Recorded data:
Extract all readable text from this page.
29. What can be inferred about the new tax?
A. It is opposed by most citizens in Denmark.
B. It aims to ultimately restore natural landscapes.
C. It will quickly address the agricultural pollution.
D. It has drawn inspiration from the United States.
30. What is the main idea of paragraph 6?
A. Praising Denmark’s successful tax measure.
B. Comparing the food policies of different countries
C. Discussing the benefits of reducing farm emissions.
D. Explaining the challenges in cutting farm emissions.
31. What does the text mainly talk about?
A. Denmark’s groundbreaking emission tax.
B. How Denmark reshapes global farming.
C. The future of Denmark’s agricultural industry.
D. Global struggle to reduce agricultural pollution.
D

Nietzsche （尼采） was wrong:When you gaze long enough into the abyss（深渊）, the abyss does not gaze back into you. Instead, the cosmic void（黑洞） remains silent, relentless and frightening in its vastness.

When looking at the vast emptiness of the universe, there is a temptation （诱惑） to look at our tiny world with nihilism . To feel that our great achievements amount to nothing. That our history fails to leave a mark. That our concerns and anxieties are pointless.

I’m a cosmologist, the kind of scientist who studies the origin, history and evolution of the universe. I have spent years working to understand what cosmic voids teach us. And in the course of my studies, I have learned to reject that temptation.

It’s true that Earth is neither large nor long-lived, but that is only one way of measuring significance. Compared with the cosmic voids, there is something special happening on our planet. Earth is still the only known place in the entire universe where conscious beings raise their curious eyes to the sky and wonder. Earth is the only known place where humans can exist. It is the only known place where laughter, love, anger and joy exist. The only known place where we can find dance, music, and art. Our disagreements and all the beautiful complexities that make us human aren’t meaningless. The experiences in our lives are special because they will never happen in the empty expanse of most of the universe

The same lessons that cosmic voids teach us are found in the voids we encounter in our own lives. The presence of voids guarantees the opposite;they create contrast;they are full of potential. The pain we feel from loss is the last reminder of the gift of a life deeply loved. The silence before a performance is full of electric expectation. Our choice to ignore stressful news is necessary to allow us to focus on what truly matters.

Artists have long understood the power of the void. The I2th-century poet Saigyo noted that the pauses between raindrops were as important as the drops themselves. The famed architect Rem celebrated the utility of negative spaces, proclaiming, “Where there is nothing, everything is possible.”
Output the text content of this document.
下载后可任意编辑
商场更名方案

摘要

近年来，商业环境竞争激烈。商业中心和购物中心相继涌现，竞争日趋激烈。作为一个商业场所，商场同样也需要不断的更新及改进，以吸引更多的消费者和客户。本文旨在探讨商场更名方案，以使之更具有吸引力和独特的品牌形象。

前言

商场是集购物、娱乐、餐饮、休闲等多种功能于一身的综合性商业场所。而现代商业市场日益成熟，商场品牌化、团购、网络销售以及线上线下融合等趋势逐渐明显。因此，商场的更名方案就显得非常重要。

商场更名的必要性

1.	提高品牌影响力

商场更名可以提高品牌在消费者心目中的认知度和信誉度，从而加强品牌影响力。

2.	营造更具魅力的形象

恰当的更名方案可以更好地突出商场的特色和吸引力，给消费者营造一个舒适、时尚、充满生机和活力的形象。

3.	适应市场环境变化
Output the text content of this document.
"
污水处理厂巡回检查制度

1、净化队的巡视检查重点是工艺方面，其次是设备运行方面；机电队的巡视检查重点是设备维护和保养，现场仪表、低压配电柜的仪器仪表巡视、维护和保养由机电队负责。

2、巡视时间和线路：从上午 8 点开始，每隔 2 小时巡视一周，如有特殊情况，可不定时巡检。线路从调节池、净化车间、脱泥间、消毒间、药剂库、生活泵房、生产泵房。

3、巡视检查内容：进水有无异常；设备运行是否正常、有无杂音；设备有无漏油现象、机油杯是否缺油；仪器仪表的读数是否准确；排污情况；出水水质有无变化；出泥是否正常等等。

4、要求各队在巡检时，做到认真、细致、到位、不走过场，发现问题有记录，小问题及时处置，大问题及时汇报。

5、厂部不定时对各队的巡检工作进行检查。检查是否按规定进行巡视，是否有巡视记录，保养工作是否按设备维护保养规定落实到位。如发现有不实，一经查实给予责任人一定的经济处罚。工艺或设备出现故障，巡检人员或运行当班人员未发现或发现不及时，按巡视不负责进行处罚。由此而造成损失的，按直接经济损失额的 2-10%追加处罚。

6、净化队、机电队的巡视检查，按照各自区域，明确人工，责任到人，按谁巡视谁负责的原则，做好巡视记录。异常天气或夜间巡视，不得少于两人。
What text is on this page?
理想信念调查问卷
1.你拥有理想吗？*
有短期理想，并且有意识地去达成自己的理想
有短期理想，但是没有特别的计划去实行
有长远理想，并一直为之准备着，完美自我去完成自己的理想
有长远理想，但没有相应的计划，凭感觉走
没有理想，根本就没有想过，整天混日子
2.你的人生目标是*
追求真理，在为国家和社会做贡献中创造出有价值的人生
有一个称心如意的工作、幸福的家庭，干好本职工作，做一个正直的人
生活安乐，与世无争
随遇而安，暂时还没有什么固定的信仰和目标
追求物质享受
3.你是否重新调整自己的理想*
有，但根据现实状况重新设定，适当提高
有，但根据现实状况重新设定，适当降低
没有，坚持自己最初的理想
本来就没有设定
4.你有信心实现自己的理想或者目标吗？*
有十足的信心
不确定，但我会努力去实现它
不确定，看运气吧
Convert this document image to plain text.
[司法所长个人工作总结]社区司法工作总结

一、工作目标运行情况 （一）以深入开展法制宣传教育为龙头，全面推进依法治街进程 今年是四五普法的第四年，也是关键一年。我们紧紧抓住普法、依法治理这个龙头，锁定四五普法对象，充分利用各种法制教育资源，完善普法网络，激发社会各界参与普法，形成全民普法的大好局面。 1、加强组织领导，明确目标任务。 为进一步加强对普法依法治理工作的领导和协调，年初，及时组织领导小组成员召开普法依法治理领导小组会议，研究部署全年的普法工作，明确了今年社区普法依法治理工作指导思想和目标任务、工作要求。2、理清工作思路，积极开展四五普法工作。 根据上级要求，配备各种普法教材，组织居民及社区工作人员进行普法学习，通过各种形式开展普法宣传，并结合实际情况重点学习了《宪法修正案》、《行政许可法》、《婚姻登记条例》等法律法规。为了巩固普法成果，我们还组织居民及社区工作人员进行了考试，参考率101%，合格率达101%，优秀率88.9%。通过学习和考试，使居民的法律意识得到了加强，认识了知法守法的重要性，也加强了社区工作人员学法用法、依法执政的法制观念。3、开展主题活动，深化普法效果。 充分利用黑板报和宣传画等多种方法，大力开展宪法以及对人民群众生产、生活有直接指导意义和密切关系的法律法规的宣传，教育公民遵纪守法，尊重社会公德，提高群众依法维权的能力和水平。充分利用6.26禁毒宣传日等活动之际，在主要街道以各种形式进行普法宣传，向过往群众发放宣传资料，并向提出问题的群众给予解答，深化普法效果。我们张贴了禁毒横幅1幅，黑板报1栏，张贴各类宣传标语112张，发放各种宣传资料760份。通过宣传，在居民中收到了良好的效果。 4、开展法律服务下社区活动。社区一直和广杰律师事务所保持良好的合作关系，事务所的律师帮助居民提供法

• [Aim of the exercise] Read the lines above. Gather those in which the string "from" is found.

• [Complete output]
Extract all readable text from this page.
D. It has drawn inspiration from the United States.
The same lessons that cosmic voids teach us are found in the voids we encounter in our own lives. The presence of voids guarantees the opposite;they create contrast;they are full of potential. The pain we feel from loss is the last reminder of the gift of a life deeply loved. The silence before a performance is full of electric expectation. Our choice to ignore stressful news is necessary to allow us to focus on what truly matters.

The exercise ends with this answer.